- To be done: Quote, verbatim, all material below, without pictures.

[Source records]

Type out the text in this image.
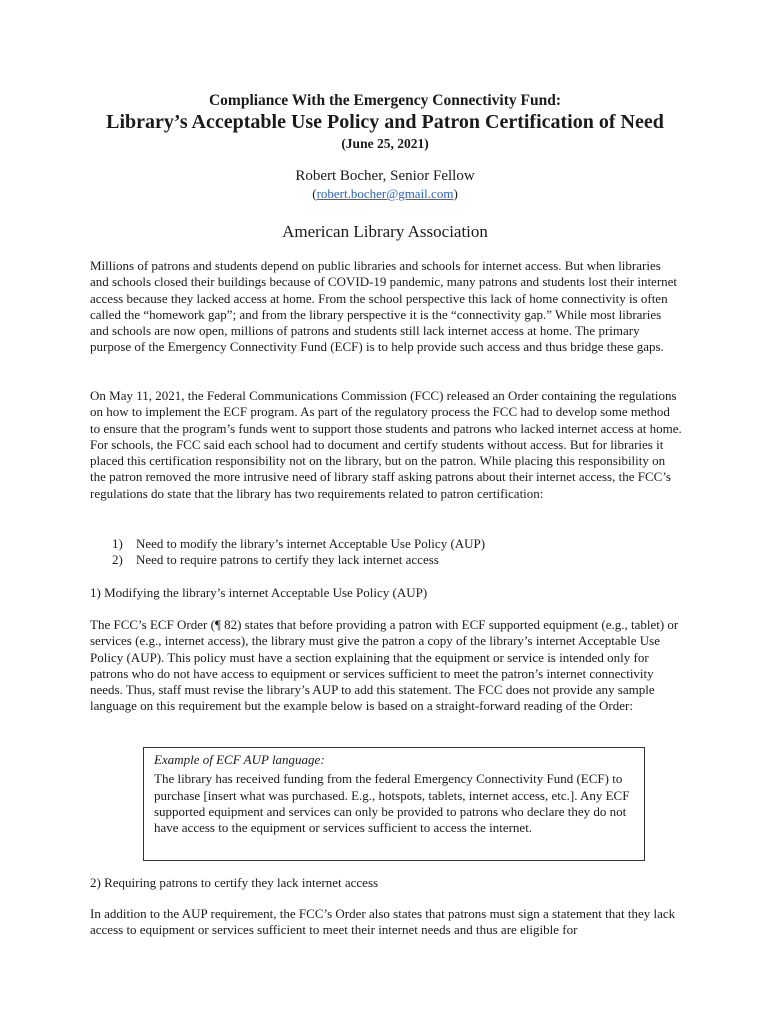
Compliance With the Emergency Connectivity Fund:
Library’s Acceptable Use Policy and Patron Certification of Need
(June 25, 2021)
Robert Bocher, Senior Fellow
(robert.bocher@gmail.com)
American Library Association

Millions of patrons and students depend on public libraries and schools for internet access. But when libraries and schools closed their buildings because of COVID-19 pandemic, many patrons and students lost their internet access because they lacked access at home. From the school perspective this lack of home connectivity is often called the “homework gap”; and from the library perspective it is the “connectivity gap.” While most libraries and schools are now open, millions of patrons and students still lack internet access at home. The primary purpose of the Emergency Connectivity Fund (ECF) is to help provide such access and thus bridge these gaps.

On May 11, 2021, the Federal Communications Commission (FCC) released an Order containing the regulations on how to implement the ECF program. As part of the regulatory process the FCC had to develop some method to ensure that the program’s funds went to support those students and patrons who lacked internet access at home. For schools, the FCC said each school had to document and certify students without access. But for libraries it placed this certification responsibility not on the library, but on the patron. While placing this responsibility on the patron removed the more intrusive need of library staff asking patrons about their internet access, the FCC’s regulations do state that the library has two requirements related to patron certification:

1)	Need to modify the library’s internet Acceptable Use Policy (AUP)
2)	Need to require patrons to certify they lack internet access
1) Modifying the library’s internet Acceptable Use Policy (AUP)

The FCC’s ECF Order (¶ 82) states that before providing a patron with ECF supported equipment (e.g., tablet) or services (e.g., internet access), the library must give the patron a copy of the library’s internet Acceptable Use Policy (AUP). This policy must have a section explaining that the equipment or service is intended only for patrons who do not have access to equipment or services sufficient to meet the patron’s internet connectivity needs. Thus, staff must revise the library’s AUP to add this statement. The FCC does not provide any sample language on this requirement but the example below is based on a straight-forward reading of the Order:

Example of ECF AUP language:

The library has received funding from the federal Emergency Connectivity Fund (ECF) to purchase [insert what was purchased. E.g., hotspots, tablets, internet access, etc.]. Any ECF supported equipment and services can only be provided to patrons who declare they do not have access to the equipment or services sufficient to access the internet.

2) Requiring patrons to certify they lack internet access

In addition to the AUP requirement, the FCC’s Order also states that patrons must sign a statement that they lack access to equipment or services sufficient to meet their internet needs and thus are eligible for
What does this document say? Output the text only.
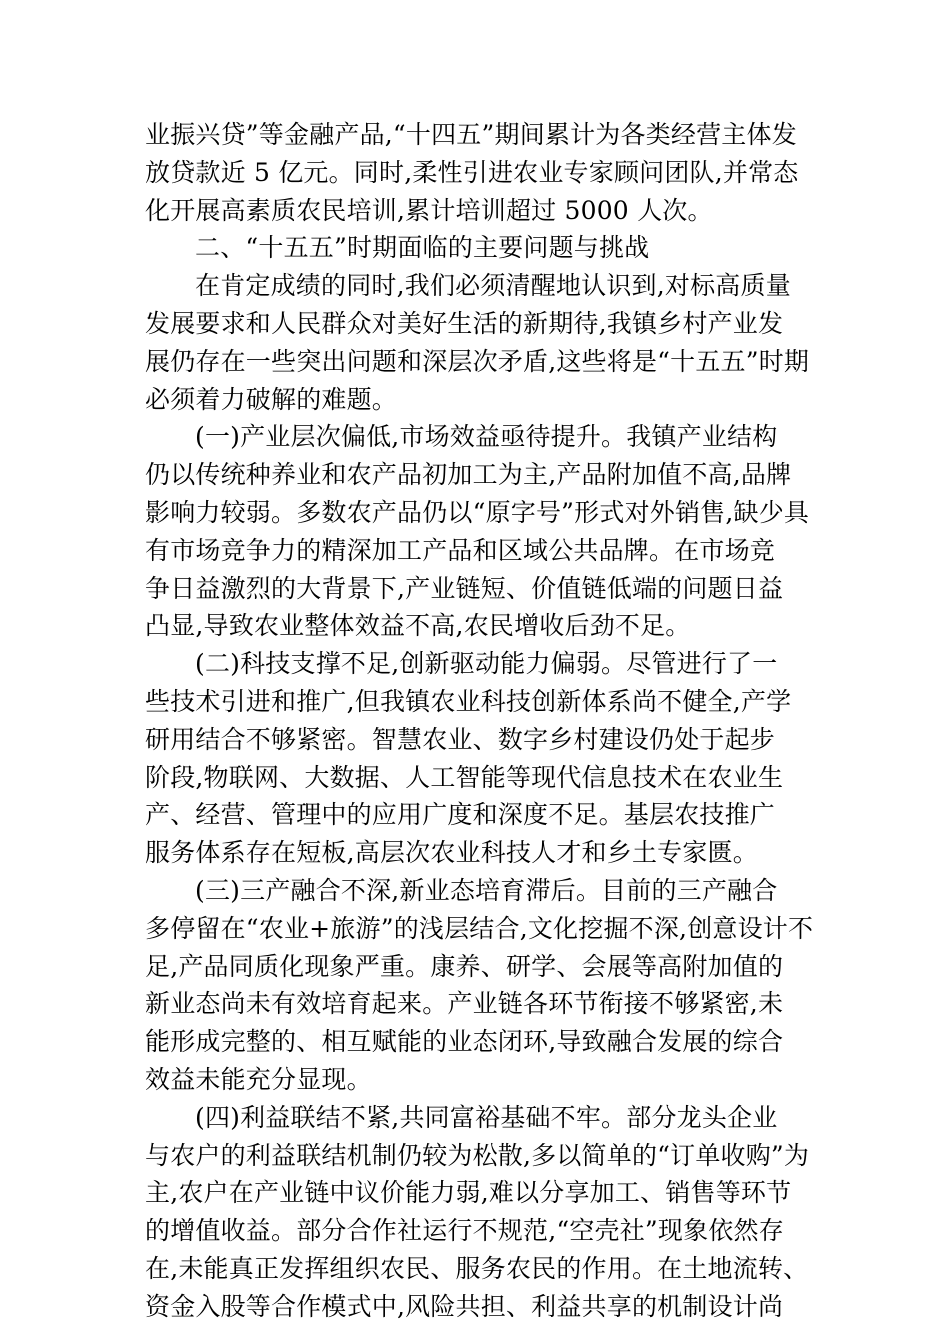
业振兴贷”等金融产品,“十四五”期间累计为各类经营主体发
放贷款近 5 亿元。同时,柔性引进农业专家顾问团队,并常态
化开展高素质农民培训,累计培训超过 5000 人次。
二、“十五五”时期面临的主要问题与挑战
在肯定成绩的同时,我们必须清醒地认识到,对标高质量
发展要求和人民群众对美好生活的新期待,我镇乡村产业发
展仍存在一些突出问题和深层次矛盾,这些将是“十五五”时期
必须着力破解的难题。
(一)产业层次偏低,市场效益亟待提升。我镇产业结构
仍以传统种养业和农产品初加工为主,产品附加值不高,品牌
影响力较弱。多数农产品仍以“原字号”形式对外销售,缺少具
有市场竞争力的精深加工产品和区域公共品牌。在市场竞
争日益激烈的大背景下,产业链短、价值链低端的问题日益
凸显,导致农业整体效益不高,农民增收后劲不足。
(二)科技支撑不足,创新驱动能力偏弱。尽管进行了一
些技术引进和推广,但我镇农业科技创新体系尚不健全,产学
研用结合不够紧密。智慧农业、数字乡村建设仍处于起步
阶段,物联网、大数据、人工智能等现代信息技术在农业生
产、经营、管理中的应用广度和深度不足。基层农技推广
服务体系存在短板,高层次农业科技人才和乡土专家匮。
(三)三产融合不深,新业态培育滞后。目前的三产融合
多停留在“农业+旅游”的浅层结合,文化挖掘不深,创意设计不
足,产品同质化现象严重。康养、研学、会展等高附加值的
新业态尚未有效培育起来。产业链各环节衔接不够紧密,未
能形成完整的、相互赋能的业态闭环,导致融合发展的综合
效益未能充分显现。
(四)利益联结不紧,共同富裕基础不牢。部分龙头企业
与农户的利益联结机制仍较为松散,多以简单的“订单收购”为
主,农户在产业链中议价能力弱,难以分享加工、销售等环节
的增值收益。部分合作社运行不规范,“空壳社”现象依然存
在,未能真正发挥组织农民、服务农民的作用。在土地流转、
资金入股等合作模式中,风险共担、利益共享的机制设计尚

- Output of the task:
Type out the text in this image.
Compliance With the Emergency Connectivity Fund:
Library’s Acceptable Use Policy and Patron Certification of Need
(June 25, 2021)
Robert Bocher, Senior Fellow
(robert.bocher@gmail.com)
American Library Association

Millions of patrons and students depend on public libraries and schools for internet access. But when libraries and schools closed their buildings because of COVID-19 pandemic, many patrons and students lost their internet access because they lacked access at home. From the school perspective this lack of home connectivity is often called the “homework gap”; and from the library perspective it is the “connectivity gap.” While most libraries and schools are now open, millions of patrons and students still lack internet access at home. The primary purpose of the Emergency Connectivity Fund (ECF) is to help provide such access and thus bridge these gaps.

On May 11, 2021, the Federal Communications Commission (FCC) released an Order containing the regulations on how to implement the ECF program. As part of the regulatory process the FCC had to develop some method to ensure that the program’s funds went to support those students and patrons who lacked internet access at home. For schools, the FCC said each school had to document and certify students without access. But for libraries it placed this certification responsibility not on the library, but on the patron. While placing this responsibility on the patron removed the more intrusive need of library staff asking patrons about their internet access, the FCC’s regulations do state that the library has two requirements related to patron certification:

1)	Need to modify the library’s internet Acceptable Use Policy (AUP)
2)	Need to require patrons to certify they lack internet access
1) Modifying the library’s internet Acceptable Use Policy (AUP)

The FCC’s ECF Order (¶ 82) states that before providing a patron with ECF supported equipment (e.g., tablet) or services (e.g., internet access), the library must give the patron a copy of the library’s internet Acceptable Use Policy (AUP). This policy must have a section explaining that the equipment or service is intended only for patrons who do not have access to equipment or services sufficient to meet the patron’s internet connectivity needs. Thus, staff must revise the library’s AUP to add this statement. The FCC does not provide any sample language on this requirement but the example below is based on a straight-forward reading of the Order:

Example of ECF AUP language:

The library has received funding from the federal Emergency Connectivity Fund (ECF) to purchase [insert what was purchased. E.g., hotspots, tablets, internet access, etc.]. Any ECF supported equipment and services can only be provided to patrons who declare they do not have access to the equipment or services sufficient to access the internet.

2) Requiring patrons to certify they lack internet access

In addition to the AUP requirement, the FCC’s Order also states that patrons must sign a statement that they lack access to equipment or services sufficient to meet their internet needs and thus are eligible for
What does this document say? Output the text only.
业振兴贷”等金融产品,“十四五”期间累计为各类经营主体发
放贷款近 5 亿元。同时,柔性引进农业专家顾问团队,并常态
化开展高素质农民培训,累计培训超过 5000 人次。
二、“十五五”时期面临的主要问题与挑战
在肯定成绩的同时,我们必须清醒地认识到,对标高质量
发展要求和人民群众对美好生活的新期待,我镇乡村产业发
展仍存在一些突出问题和深层次矛盾,这些将是“十五五”时期
必须着力破解的难题。
(一)产业层次偏低,市场效益亟待提升。我镇产业结构
仍以传统种养业和农产品初加工为主,产品附加值不高,品牌
影响力较弱。多数农产品仍以“原字号”形式对外销售,缺少具
有市场竞争力的精深加工产品和区域公共品牌。在市场竞
争日益激烈的大背景下,产业链短、价值链低端的问题日益
凸显,导致农业整体效益不高,农民增收后劲不足。
(二)科技支撑不足,创新驱动能力偏弱。尽管进行了一
些技术引进和推广,但我镇农业科技创新体系尚不健全,产学
研用结合不够紧密。智慧农业、数字乡村建设仍处于起步
阶段,物联网、大数据、人工智能等现代信息技术在农业生
产、经营、管理中的应用广度和深度不足。基层农技推广
服务体系存在短板,高层次农业科技人才和乡土专家匮。
(三)三产融合不深,新业态培育滞后。目前的三产融合
多停留在“农业+旅游”的浅层结合,文化挖掘不深,创意设计不
足,产品同质化现象严重。康养、研学、会展等高附加值的
新业态尚未有效培育起来。产业链各环节衔接不够紧密,未
能形成完整的、相互赋能的业态闭环,导致融合发展的综合
效益未能充分显现。
(四)利益联结不紧,共同富裕基础不牢。部分龙头企业
与农户的利益联结机制仍较为松散,多以简单的“订单收购”为
主,农户在产业链中议价能力弱,难以分享加工、销售等环节
的增值收益。部分合作社运行不规范,“空壳社”现象依然存
在,未能真正发挥组织农民、服务农民的作用。在土地流转、
资金入股等合作模式中,风险共担、利益共享的机制设计尚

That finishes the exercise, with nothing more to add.